Exercise:
Extract each line from the entries below that has the string "xlabel" in it.

Data to process:
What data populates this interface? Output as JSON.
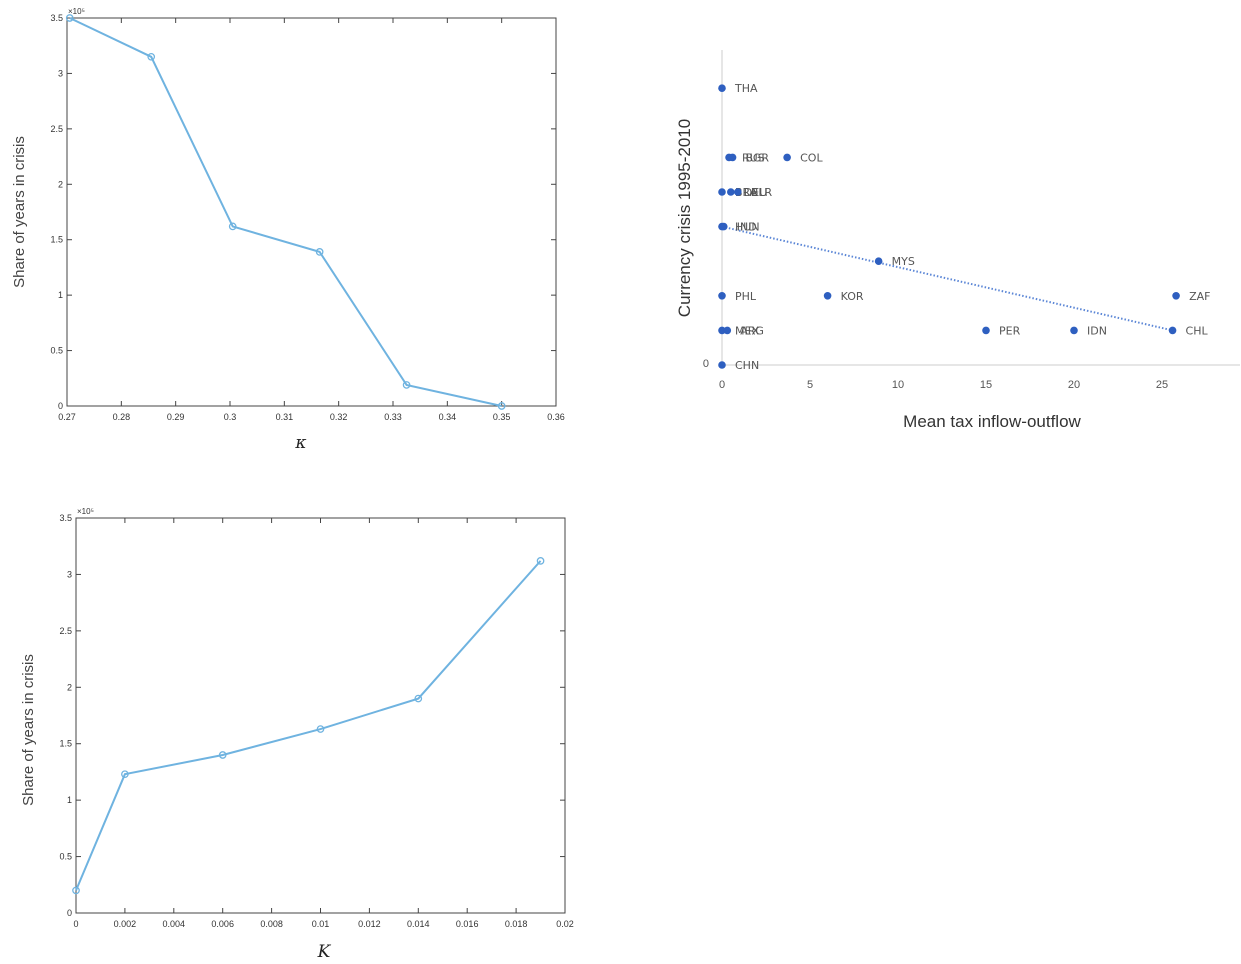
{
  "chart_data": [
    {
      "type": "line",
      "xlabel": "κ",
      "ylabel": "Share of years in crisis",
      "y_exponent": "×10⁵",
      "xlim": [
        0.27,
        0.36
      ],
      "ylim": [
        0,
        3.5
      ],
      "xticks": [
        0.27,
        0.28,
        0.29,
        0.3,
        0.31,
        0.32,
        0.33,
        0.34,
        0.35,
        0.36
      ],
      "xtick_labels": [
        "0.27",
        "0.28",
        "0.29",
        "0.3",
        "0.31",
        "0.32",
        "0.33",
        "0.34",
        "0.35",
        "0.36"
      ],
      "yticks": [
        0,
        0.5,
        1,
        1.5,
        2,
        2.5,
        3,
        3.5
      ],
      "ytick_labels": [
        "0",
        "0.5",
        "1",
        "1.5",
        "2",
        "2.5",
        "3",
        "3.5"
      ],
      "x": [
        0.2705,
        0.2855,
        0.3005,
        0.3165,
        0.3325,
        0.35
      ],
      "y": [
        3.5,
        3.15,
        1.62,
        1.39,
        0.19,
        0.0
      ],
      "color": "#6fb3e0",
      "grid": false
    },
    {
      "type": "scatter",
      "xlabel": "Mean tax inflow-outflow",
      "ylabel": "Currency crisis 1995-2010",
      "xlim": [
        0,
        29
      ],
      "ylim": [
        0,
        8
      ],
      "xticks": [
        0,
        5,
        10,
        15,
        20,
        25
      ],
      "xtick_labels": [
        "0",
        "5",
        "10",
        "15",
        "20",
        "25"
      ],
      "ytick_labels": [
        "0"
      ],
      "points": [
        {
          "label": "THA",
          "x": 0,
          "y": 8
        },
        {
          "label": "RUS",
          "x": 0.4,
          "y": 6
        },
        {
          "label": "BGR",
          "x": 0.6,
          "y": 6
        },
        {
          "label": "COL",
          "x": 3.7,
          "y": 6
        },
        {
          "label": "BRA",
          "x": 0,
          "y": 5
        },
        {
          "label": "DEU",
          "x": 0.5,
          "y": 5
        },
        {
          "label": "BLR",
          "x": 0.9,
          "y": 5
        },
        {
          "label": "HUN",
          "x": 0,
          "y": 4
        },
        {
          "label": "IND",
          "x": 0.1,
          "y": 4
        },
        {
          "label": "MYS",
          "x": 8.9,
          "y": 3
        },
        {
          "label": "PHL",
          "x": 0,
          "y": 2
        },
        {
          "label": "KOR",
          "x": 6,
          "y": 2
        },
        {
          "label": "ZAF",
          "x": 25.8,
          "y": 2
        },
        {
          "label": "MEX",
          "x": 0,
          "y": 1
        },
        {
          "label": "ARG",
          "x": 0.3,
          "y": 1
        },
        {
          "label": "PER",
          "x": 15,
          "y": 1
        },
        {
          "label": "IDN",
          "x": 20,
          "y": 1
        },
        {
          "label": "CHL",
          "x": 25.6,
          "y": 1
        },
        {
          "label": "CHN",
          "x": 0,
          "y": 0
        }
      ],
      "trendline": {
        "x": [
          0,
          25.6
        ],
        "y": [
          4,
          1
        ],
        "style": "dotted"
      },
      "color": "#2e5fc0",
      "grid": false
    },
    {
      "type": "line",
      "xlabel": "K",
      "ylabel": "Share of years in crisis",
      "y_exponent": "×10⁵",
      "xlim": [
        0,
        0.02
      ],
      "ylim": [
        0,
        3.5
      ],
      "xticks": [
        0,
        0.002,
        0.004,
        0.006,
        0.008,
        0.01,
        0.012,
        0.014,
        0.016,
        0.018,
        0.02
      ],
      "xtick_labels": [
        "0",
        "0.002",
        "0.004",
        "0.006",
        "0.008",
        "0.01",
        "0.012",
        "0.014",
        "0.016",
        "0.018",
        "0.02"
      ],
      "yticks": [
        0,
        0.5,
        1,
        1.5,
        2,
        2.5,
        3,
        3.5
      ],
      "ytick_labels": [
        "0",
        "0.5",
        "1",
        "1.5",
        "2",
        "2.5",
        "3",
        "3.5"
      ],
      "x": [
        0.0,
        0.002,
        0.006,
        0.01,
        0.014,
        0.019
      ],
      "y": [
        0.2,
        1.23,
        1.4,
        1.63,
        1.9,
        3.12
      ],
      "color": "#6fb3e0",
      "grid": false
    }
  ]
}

==

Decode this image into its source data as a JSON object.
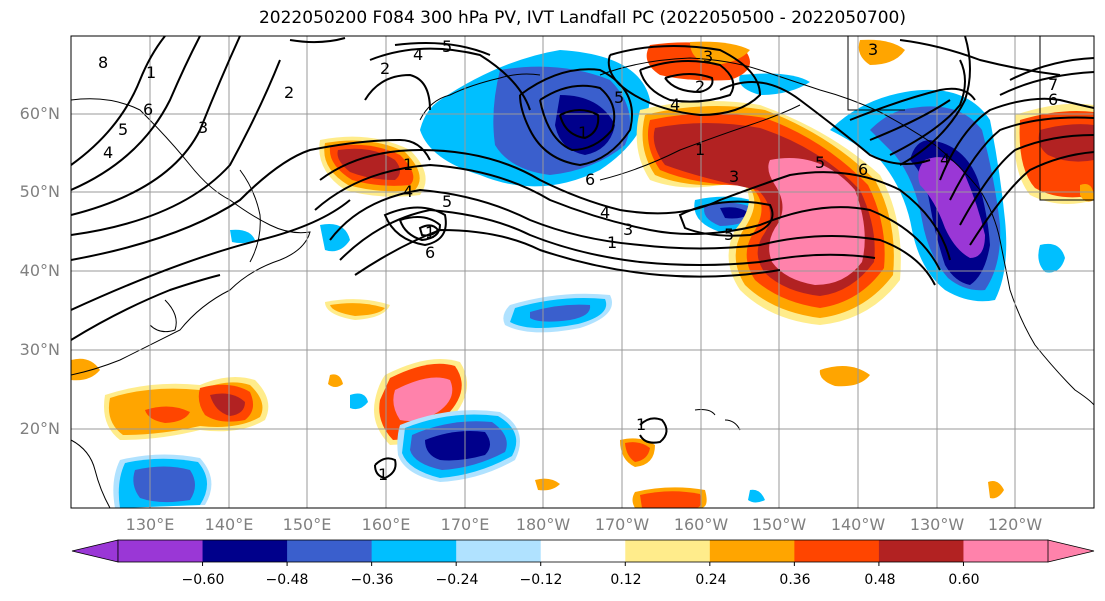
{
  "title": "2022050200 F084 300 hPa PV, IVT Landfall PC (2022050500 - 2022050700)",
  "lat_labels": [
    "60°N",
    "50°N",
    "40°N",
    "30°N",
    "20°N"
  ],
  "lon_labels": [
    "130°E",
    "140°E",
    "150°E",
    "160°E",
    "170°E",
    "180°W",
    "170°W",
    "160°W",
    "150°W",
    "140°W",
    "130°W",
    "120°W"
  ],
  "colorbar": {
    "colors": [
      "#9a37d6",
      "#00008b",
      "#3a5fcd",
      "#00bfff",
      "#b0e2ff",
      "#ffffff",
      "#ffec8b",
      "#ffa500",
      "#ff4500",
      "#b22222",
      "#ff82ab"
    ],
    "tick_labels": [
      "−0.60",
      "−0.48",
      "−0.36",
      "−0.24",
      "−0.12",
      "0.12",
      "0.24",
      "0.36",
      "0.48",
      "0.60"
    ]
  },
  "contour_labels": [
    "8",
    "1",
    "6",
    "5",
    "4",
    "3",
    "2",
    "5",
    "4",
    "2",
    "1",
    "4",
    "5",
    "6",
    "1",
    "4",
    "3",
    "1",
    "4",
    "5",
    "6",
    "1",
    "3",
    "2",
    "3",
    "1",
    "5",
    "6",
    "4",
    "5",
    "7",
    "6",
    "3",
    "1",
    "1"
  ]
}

Reply to the task:
      "xlabel": "κ",
      "xlabel": "Mean tax inflow-outflow",
      "xlabel": "K",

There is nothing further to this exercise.